I've added Either to the Alternatives section.

I'm typically in favor of having different types even if they have the same "shape" because type names also convey semantic information, so a user reading the code would see Result and understand that it's success vs. failure and see Either and understand that it's just one of two things.

But Either as a sum of two types feels kind of weak right now. What would be really nice is when we have variadic generics, supporting an Either<T...> as a generic building block. That's still not quite as simple (?) as it sounds though, because for the best ergonomics you'd want to synthesize a case for each type argument and it's not immediately clear how that would work.

9 Likes

While what you've described would be useful, I think it is completely unrelated to this except that it can be viewed–in a specific way–as a generalization of Either. I say unrelated because the completely finite scope of Either is part of the type. One of two types is in the box. The end. That can be explained with almost no effort and without technical terms. Variadics turn the type you're talking about into something close to a tuple. It probably should be as lightweight to utter as a tuple and is incredibly ad hoc as an idea.

Either can be an immensely useful type because, at its heart, it is just a Bool that can carry a bit of something along with 'yes' or 'no'. Proof of this is right there in Optional. I've lobbied for enum protocols to try to capture some of this and allow a basic shape to be represented with 'renamed' cases so that we can share useful functionality. Short of that, making Result a subtype of Either is my preference.

■ **DATA EXTRACT**
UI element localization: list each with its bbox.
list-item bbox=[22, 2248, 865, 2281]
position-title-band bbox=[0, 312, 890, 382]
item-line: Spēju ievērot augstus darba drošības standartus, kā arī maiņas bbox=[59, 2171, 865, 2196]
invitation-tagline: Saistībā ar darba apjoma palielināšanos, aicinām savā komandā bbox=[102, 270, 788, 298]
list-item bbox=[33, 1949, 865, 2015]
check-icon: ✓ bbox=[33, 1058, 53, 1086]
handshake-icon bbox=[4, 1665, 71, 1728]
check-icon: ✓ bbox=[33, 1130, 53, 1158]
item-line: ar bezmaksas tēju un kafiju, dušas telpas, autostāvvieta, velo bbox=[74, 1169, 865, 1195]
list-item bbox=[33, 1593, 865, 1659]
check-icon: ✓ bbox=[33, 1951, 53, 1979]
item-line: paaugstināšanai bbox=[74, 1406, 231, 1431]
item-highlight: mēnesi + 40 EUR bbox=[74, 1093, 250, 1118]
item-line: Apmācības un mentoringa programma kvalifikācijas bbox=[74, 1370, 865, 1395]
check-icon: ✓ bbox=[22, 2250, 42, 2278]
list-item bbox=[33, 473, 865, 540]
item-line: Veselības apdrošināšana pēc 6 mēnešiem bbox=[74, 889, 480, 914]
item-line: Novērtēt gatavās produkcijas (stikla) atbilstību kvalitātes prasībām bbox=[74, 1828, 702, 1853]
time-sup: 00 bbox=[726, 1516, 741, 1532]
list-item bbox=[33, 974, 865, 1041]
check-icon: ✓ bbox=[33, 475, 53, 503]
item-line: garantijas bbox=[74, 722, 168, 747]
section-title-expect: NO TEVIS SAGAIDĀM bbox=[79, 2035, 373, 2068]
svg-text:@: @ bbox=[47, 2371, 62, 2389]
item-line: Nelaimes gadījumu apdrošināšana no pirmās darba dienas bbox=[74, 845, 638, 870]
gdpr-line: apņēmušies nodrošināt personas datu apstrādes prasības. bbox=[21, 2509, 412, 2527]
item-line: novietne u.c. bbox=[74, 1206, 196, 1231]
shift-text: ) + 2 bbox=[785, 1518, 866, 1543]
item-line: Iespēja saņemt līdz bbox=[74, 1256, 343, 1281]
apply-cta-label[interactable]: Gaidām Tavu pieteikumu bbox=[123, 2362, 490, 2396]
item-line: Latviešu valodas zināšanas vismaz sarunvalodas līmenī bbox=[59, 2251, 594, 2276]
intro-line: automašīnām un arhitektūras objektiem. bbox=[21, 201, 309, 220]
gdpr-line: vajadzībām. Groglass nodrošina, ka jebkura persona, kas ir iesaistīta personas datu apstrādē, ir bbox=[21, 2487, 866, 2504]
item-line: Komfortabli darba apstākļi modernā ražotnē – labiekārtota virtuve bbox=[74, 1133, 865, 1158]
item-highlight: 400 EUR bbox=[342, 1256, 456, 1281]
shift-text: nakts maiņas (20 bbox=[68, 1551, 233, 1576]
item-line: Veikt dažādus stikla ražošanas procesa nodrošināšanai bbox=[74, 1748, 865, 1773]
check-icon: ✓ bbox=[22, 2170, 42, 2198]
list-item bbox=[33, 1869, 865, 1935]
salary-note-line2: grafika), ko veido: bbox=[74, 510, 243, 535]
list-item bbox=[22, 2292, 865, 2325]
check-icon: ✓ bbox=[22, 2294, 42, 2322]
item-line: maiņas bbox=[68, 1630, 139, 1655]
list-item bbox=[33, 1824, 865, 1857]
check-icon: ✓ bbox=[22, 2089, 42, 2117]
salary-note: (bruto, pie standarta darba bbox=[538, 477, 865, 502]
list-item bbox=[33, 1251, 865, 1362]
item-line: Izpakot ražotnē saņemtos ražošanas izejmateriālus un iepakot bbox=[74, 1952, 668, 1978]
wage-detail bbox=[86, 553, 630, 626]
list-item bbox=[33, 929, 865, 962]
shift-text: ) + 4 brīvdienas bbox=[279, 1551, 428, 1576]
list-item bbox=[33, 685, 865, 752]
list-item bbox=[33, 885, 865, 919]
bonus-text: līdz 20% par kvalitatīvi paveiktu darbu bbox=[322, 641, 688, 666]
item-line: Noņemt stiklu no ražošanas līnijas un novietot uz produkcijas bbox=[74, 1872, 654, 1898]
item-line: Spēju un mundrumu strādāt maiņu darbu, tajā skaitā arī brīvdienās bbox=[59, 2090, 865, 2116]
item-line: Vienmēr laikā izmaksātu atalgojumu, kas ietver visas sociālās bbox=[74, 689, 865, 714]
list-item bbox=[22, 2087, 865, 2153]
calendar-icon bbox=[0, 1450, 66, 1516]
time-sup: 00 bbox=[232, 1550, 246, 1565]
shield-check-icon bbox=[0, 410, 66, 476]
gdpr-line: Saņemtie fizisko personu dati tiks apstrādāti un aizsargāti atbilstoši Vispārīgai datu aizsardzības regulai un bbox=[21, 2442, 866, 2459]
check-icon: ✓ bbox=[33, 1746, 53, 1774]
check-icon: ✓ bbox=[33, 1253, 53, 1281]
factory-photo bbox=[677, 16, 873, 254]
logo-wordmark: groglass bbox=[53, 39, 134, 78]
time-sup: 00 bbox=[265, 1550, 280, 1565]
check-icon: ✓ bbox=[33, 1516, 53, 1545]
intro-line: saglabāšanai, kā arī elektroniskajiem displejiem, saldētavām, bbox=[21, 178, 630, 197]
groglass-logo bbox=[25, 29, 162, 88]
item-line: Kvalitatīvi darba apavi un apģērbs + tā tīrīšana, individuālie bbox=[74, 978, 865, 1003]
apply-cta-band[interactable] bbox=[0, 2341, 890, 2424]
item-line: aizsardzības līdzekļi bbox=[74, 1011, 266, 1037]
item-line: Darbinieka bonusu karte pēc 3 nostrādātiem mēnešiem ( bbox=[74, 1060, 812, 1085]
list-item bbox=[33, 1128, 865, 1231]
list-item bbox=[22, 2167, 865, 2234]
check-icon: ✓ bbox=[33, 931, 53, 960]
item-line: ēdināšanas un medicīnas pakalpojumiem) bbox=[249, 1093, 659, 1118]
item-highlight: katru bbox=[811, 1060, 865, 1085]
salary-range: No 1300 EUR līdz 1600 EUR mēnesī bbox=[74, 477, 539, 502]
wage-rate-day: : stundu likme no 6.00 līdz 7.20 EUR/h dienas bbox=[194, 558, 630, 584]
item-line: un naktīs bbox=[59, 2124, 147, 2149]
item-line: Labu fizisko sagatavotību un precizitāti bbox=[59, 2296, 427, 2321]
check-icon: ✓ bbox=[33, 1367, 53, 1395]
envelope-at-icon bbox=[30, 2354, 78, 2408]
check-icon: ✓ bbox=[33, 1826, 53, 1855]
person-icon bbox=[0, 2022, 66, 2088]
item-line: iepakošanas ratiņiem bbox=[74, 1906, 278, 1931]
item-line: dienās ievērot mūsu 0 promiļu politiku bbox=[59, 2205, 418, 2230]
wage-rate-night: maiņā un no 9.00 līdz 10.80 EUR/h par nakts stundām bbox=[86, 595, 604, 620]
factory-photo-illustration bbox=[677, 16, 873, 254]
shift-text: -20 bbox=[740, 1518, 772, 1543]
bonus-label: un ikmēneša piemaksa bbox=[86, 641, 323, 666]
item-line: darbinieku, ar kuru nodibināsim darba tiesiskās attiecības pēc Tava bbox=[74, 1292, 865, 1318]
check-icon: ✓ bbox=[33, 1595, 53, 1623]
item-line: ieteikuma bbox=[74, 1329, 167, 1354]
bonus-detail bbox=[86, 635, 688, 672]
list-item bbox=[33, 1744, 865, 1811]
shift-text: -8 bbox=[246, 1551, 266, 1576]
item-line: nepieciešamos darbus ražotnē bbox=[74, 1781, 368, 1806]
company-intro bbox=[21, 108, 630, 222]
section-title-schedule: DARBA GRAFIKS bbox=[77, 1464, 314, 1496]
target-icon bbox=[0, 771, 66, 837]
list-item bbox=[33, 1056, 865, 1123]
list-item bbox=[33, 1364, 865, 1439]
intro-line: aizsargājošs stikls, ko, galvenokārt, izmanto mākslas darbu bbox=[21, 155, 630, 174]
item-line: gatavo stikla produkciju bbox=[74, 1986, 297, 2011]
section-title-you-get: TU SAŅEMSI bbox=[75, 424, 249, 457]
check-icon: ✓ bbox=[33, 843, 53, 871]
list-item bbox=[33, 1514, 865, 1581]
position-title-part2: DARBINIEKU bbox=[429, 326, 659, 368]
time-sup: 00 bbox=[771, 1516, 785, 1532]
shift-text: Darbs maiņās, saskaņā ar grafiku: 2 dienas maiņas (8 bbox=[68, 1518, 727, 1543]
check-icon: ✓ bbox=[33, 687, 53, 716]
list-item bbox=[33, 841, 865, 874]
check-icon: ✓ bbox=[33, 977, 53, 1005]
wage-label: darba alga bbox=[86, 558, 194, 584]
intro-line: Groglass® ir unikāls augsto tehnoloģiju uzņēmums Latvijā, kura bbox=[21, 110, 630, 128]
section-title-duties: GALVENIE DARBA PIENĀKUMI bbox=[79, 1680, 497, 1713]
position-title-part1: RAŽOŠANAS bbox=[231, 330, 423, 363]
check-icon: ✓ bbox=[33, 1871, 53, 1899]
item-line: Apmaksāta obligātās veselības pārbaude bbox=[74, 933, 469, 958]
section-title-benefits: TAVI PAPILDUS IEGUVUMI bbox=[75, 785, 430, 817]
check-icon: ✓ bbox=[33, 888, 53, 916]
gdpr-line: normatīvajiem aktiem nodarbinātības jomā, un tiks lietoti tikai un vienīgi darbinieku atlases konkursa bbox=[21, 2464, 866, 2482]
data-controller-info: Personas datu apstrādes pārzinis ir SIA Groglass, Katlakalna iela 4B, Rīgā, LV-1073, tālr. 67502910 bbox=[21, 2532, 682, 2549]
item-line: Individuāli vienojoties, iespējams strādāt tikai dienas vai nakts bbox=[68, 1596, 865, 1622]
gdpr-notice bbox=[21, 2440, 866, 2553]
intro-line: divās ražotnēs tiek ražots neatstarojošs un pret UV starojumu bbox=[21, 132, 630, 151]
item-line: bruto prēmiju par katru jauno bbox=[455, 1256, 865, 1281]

■ **ACTIONS TO TAKE**
**a.** Copy out the passage of the Either discussion from "While what you've" up to and including "as an idea.".
**b.** For each statement about the Either discussion, answer yes or no and quote the words that decide it: (i) Either has been added to the Alternatives section. (ii) Variadic generics are called closely related to this proposal. (iii) Making Result a subtype of Either is described as a preference.

■ **EXERCISE ANSWERS**
**a.**
While what you've described would be useful, I think it is completely unrelated to this except that it can be viewed–in a specific way–as a generalization of Either. I say unrelated because the completely finite scope of Either is part of the type. One of two types is in the box. The end. That can be explained with almost no effort and without technical terms. Variadics turn the type you're talking about into something close to a tuple. It probably should be as lightweight to utter as a tuple and is incredibly ad hoc as an idea.

**b.**
(i) Yes: "I've added Either to the Alternatives section."
(ii) No: "I think it is completely unrelated to this"
(iii) Yes: "making Result a subtype of Either is my preference."